**Prompt**
Which lines hold the word "image"? Show each of them.

**Stored items from a collection**
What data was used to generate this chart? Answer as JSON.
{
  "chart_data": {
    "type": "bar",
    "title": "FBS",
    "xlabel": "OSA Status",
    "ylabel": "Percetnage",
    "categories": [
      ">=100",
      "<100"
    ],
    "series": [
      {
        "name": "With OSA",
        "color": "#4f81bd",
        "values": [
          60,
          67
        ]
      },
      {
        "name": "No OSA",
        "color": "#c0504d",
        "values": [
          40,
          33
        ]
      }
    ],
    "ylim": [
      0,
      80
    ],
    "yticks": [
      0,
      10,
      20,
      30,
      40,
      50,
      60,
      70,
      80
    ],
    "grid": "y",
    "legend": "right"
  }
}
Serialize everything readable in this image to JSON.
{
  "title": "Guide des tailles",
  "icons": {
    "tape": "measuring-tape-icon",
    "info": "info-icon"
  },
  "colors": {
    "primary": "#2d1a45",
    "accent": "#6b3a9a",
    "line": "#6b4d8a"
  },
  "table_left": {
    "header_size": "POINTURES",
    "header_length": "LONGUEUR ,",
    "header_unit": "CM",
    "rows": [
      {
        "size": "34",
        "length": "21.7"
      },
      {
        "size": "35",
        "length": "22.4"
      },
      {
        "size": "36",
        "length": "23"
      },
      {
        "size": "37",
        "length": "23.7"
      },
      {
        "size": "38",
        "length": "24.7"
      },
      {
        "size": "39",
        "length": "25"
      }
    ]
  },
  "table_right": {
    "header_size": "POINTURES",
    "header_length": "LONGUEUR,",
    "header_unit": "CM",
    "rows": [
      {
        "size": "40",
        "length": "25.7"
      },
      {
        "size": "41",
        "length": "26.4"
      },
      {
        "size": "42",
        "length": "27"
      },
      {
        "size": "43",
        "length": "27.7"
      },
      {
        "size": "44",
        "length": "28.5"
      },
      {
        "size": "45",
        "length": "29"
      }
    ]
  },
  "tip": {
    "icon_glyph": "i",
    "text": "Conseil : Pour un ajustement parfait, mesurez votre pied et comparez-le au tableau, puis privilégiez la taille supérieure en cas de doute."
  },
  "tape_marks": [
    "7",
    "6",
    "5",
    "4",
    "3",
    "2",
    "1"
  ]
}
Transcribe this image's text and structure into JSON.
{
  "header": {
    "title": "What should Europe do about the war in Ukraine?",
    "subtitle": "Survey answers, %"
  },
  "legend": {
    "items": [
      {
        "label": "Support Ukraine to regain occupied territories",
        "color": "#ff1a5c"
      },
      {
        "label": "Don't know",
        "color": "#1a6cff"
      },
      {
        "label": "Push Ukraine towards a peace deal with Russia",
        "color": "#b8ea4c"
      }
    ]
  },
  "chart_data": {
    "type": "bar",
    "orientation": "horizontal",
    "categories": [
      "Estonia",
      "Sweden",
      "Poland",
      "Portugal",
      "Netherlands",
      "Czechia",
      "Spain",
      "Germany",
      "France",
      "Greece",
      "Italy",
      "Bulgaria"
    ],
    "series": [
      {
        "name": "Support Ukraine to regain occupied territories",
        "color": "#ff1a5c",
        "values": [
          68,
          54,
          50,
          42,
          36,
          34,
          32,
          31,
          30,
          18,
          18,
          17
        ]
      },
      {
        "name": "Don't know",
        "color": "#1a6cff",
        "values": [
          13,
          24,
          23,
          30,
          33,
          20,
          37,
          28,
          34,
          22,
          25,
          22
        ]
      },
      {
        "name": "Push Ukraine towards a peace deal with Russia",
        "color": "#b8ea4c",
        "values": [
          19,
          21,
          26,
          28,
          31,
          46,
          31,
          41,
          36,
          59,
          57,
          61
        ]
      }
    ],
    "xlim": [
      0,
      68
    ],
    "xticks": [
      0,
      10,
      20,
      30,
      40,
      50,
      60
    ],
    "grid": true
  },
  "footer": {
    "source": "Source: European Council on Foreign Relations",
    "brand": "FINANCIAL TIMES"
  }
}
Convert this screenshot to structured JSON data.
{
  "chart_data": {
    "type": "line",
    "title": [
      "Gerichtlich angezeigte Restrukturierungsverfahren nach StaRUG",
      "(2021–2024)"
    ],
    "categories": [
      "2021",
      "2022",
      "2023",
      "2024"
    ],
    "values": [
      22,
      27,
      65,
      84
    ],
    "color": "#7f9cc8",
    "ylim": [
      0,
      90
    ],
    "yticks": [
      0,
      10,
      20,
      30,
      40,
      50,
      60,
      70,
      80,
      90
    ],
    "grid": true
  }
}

**Final result**
Serialize everything readable in this image to JSON.
Transcribe this image's text and structure into JSON.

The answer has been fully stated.